* Start RECORD EXTRACTS *

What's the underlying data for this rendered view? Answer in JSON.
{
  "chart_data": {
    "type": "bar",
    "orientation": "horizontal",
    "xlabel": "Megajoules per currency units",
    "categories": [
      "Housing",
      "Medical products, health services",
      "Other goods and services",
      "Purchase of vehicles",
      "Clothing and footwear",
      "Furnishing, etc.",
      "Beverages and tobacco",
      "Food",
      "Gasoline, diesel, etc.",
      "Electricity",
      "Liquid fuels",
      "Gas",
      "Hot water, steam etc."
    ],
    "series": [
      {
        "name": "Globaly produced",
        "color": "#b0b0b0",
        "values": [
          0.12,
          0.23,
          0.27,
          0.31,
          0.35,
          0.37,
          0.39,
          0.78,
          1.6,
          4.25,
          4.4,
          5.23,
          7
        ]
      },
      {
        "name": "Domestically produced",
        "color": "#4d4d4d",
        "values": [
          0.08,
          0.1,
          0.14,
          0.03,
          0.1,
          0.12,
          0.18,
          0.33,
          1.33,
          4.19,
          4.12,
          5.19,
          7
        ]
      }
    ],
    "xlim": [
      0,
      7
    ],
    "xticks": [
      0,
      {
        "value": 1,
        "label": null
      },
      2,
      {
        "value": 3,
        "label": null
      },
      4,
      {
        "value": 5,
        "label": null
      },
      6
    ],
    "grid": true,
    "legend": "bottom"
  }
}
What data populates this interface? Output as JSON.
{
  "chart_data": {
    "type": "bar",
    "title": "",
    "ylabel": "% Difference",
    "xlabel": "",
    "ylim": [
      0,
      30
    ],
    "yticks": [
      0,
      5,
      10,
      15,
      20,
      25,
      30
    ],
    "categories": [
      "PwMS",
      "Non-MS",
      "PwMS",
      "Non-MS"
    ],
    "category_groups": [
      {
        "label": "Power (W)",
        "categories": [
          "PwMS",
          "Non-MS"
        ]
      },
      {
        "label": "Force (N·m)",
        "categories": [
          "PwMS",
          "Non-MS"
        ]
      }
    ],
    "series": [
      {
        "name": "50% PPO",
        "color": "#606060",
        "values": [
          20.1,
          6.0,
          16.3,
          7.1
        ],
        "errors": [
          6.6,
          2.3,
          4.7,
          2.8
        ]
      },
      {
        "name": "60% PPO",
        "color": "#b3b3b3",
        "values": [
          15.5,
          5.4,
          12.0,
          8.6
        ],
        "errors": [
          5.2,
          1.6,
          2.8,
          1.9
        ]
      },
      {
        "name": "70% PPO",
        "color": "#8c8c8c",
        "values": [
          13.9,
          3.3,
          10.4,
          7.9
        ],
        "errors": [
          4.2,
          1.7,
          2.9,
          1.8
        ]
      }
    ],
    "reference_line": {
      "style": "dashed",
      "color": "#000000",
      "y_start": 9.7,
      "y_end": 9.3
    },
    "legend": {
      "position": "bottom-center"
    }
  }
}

* End RECORD EXTRACTS *

= AIM =
Which lines above contain the word "bottom"? Copy each of them.

= TASK SOLUTION =
    "legend": "bottom"
      "position": "bottom-center"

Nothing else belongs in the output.